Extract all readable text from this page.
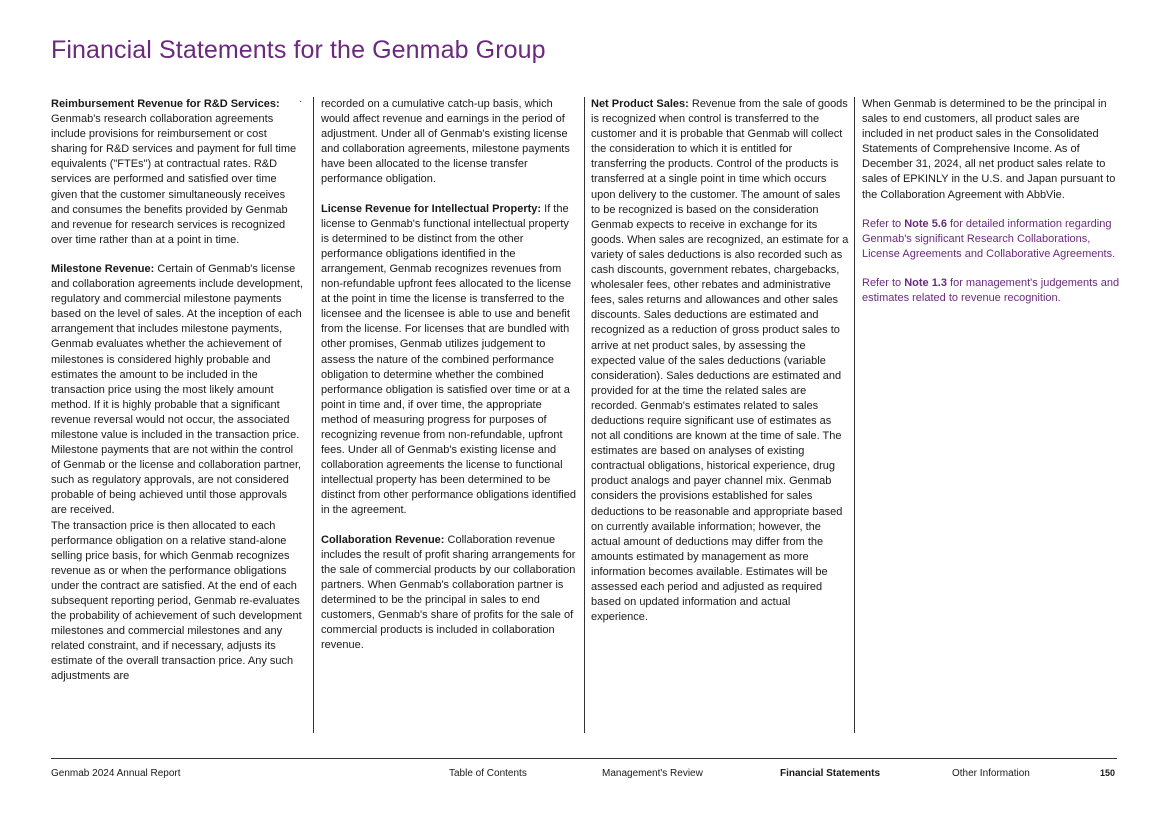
Financial Statements for the Genmab Group
·

Reimbursement Revenue for R&D Services:
Genmab's research collaboration agreements include provisions for reimbursement or cost sharing for R&D services and payment for full time equivalents ("FTEs") at contractual rates. R&D services are performed and satisfied over time given that the customer simultaneously receives and consumes the benefits provided by Genmab and revenue for research services is recognized over time rather than at a point in time.

Milestone Revenue: Certain of Genmab's license and collaboration agreements include development, regulatory and commercial milestone payments based on the level of sales. At the inception of each arrangement that includes milestone payments, Genmab evaluates whether the achievement of milestones is considered highly probable and estimates the amount to be included in the transaction price using the most likely amount method. If it is highly probable that a significant revenue reversal would not occur, the associated milestone value is included in the transaction price. Milestone payments that are not within the control of Genmab or the license and collaboration partner, such as regulatory approvals, are not considered probable of being achieved until those approvals are received.

The transaction price is then allocated to each performance obligation on a relative stand-alone selling price basis, for which Genmab recognizes revenue as or when the performance obligations under the contract are satisfied. At the end of each subsequent reporting period, Genmab re-evaluates the probability of achievement of such development milestones and commercial milestones and any related constraint, and if necessary, adjusts its estimate of the overall transaction price. Any such adjustments are

recorded on a cumulative catch-up basis, which would affect revenue and earnings in the period of adjustment. Under all of Genmab's existing license and collaboration agreements, milestone payments have been allocated to the license transfer performance obligation.

License Revenue for Intellectual Property: If the license to Genmab's functional intellectual property is determined to be distinct from the other performance obligations identified in the arrangement, Genmab recognizes revenues from non-refundable upfront fees allocated to the license at the point in time the license is transferred to the licensee and the licensee is able to use and benefit from the license. For licenses that are bundled with other promises, Genmab utilizes judgement to assess the nature of the combined performance obligation to determine whether the combined performance obligation is satisfied over time or at a point in time and, if over time, the appropriate method of measuring progress for purposes of recognizing revenue from non-refundable, upfront fees. Under all of Genmab's existing license and collaboration agreements the license to functional intellectual property has been determined to be distinct from other performance obligations identified in the agreement.

Collaboration Revenue: Collaboration revenue includes the result of profit sharing arrangements for the sale of commercial products by our collaboration partners. When Genmab's collaboration partner is determined to be the principal in sales to end customers, Genmab's share of profits for the sale of commercial products is included in collaboration revenue.

Net Product Sales: Revenue from the sale of goods is recognized when control is transferred to the customer and it is probable that Genmab will collect the consideration to which it is entitled for transferring the products. Control of the products is transferred at a single point in time which occurs upon delivery to the customer. The amount of sales to be recognized is based on the consideration Genmab expects to receive in exchange for its goods. When sales are recognized, an estimate for a variety of sales deductions is also recorded such as cash discounts, government rebates, chargebacks, wholesaler fees, other rebates and administrative fees, sales returns and allowances and other sales discounts. Sales deductions are estimated and recognized as a reduction of gross product sales to arrive at net product sales, by assessing the expected value of the sales deductions (variable consideration). Sales deductions are estimated and provided for at the time the related sales are recorded. Genmab's estimates related to sales deductions require significant use of estimates as not all conditions are known at the time of sale. The estimates are based on analyses of existing contractual obligations, historical experience, drug product analogs and payer channel mix. Genmab considers the provisions established for sales deductions to be reasonable and appropriate based on currently available information; however, the actual amount of deductions may differ from the amounts estimated by management as more information becomes available. Estimates will be assessed each period and adjusted as required based on updated information and actual experience.

When Genmab is determined to be the principal in sales to end customers, all product sales are included in net product sales in the Consolidated Statements of Comprehensive Income. As of December 31, 2024, all net product sales relate to sales of EPKINLY in the U.S. and Japan pursuant to the Collaboration Agreement with AbbVie.

Refer to Note 5.6 for detailed information regarding Genmab's significant Research Collaborations, License Agreements and Collaborative Agreements.

Refer to Note 1.3 for management's judgements and estimates related to revenue recognition.

Genmab 2024 Annual Report	Table of Contents	Management's Review	Financial Statements	Other Information	150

########

WHAT YOU ARE ASKED TO DO →
Reproduce all of the entries word for word, skipping any pictures they hold.

ANSWER →
Extract all readable text from this page.
Financial Statements for the Genmab Group
·

Reimbursement Revenue for R&D Services:
Genmab's research collaboration agreements include provisions for reimbursement or cost sharing for R&D services and payment for full time equivalents ("FTEs") at contractual rates. R&D services are performed and satisfied over time given that the customer simultaneously receives and consumes the benefits provided by Genmab and revenue for research services is recognized over time rather than at a point in time.

Milestone Revenue: Certain of Genmab's license and collaboration agreements include development, regulatory and commercial milestone payments based on the level of sales. At the inception of each arrangement that includes milestone payments, Genmab evaluates whether the achievement of milestones is considered highly probable and estimates the amount to be included in the transaction price using the most likely amount method. If it is highly probable that a significant revenue reversal would not occur, the associated milestone value is included in the transaction price. Milestone payments that are not within the control of Genmab or the license and collaboration partner, such as regulatory approvals, are not considered probable of being achieved until those approvals are received.

The transaction price is then allocated to each performance obligation on a relative stand-alone selling price basis, for which Genmab recognizes revenue as or when the performance obligations under the contract are satisfied. At the end of each subsequent reporting period, Genmab re-evaluates the probability of achievement of such development milestones and commercial milestones and any related constraint, and if necessary, adjusts its estimate of the overall transaction price. Any such adjustments are

recorded on a cumulative catch-up basis, which would affect revenue and earnings in the period of adjustment. Under all of Genmab's existing license and collaboration agreements, milestone payments have been allocated to the license transfer performance obligation.

License Revenue for Intellectual Property: If the license to Genmab's functional intellectual property is determined to be distinct from the other performance obligations identified in the arrangement, Genmab recognizes revenues from non-refundable upfront fees allocated to the license at the point in time the license is transferred to the licensee and the licensee is able to use and benefit from the license. For licenses that are bundled with other promises, Genmab utilizes judgement to assess the nature of the combined performance obligation to determine whether the combined performance obligation is satisfied over time or at a point in time and, if over time, the appropriate method of measuring progress for purposes of recognizing revenue from non-refundable, upfront fees. Under all of Genmab's existing license and collaboration agreements the license to functional intellectual property has been determined to be distinct from other performance obligations identified in the agreement.

Collaboration Revenue: Collaboration revenue includes the result of profit sharing arrangements for the sale of commercial products by our collaboration partners. When Genmab's collaboration partner is determined to be the principal in sales to end customers, Genmab's share of profits for the sale of commercial products is included in collaboration revenue.

Net Product Sales: Revenue from the sale of goods is recognized when control is transferred to the customer and it is probable that Genmab will collect the consideration to which it is entitled for transferring the products. Control of the products is transferred at a single point in time which occurs upon delivery to the customer. The amount of sales to be recognized is based on the consideration Genmab expects to receive in exchange for its goods. When sales are recognized, an estimate for a variety of sales deductions is also recorded such as cash discounts, government rebates, chargebacks, wholesaler fees, other rebates and administrative fees, sales returns and allowances and other sales discounts. Sales deductions are estimated and recognized as a reduction of gross product sales to arrive at net product sales, by assessing the expected value of the sales deductions (variable consideration). Sales deductions are estimated and provided for at the time the related sales are recorded. Genmab's estimates related to sales deductions require significant use of estimates as not all conditions are known at the time of sale. The estimates are based on analyses of existing contractual obligations, historical experience, drug product analogs and payer channel mix. Genmab considers the provisions established for sales deductions to be reasonable and appropriate based on currently available information; however, the actual amount of deductions may differ from the amounts estimated by management as more information becomes available. Estimates will be assessed each period and adjusted as required based on updated information and actual experience.

When Genmab is determined to be the principal in sales to end customers, all product sales are included in net product sales in the Consolidated Statements of Comprehensive Income. As of December 31, 2024, all net product sales relate to sales of EPKINLY in the U.S. and Japan pursuant to the Collaboration Agreement with AbbVie.

Refer to Note 5.6 for detailed information regarding Genmab's significant Research Collaborations, License Agreements and Collaborative Agreements.

Refer to Note 1.3 for management's judgements and estimates related to revenue recognition.

Genmab 2024 Annual Report	Table of Contents	Management's Review	Financial Statements	Other Information	150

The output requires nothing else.